(Stored data)

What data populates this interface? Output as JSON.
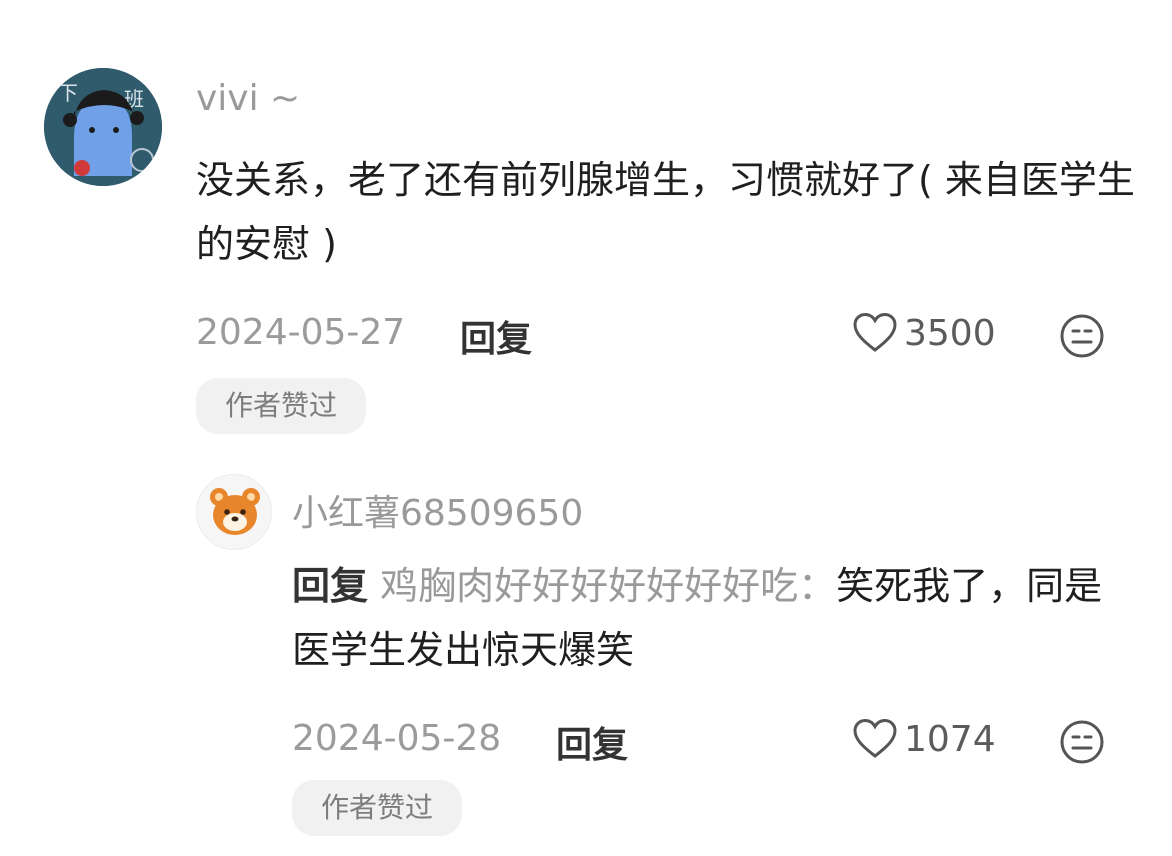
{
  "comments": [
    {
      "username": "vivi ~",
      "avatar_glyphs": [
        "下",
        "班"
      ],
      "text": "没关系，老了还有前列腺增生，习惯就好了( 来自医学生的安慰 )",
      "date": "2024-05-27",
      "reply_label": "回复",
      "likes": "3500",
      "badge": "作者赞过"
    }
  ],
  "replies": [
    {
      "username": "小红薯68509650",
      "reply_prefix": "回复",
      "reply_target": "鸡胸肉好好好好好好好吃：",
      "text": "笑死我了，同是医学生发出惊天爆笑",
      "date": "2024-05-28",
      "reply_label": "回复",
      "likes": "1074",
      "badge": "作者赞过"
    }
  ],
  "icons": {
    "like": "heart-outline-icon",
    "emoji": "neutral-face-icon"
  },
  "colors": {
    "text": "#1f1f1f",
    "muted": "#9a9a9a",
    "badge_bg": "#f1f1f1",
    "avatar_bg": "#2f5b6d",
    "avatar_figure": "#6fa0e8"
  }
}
==
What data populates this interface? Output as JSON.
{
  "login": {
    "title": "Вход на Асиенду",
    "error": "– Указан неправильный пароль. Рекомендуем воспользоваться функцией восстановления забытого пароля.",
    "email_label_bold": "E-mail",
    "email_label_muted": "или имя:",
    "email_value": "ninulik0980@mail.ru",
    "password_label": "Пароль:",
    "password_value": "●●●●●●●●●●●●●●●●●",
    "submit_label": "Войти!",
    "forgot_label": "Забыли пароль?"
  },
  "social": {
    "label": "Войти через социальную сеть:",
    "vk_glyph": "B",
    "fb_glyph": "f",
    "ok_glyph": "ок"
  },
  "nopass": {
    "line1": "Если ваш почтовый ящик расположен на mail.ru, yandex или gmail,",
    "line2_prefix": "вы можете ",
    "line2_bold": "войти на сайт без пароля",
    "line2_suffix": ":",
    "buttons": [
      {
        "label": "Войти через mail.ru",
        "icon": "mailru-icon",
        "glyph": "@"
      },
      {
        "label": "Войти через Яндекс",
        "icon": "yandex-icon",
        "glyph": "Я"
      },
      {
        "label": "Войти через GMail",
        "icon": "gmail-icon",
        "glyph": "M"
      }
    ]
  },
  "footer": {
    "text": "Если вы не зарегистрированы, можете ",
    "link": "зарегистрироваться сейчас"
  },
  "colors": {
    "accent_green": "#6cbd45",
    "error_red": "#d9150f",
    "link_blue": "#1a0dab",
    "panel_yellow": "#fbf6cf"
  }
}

Do this:
Track down all lines above with the string "yandex" and copy them.

Final answer:
    "line1": "Если ваш почтовый ящик расположен на mail.ru, yandex или gmail,",
        "icon": "yandex-icon",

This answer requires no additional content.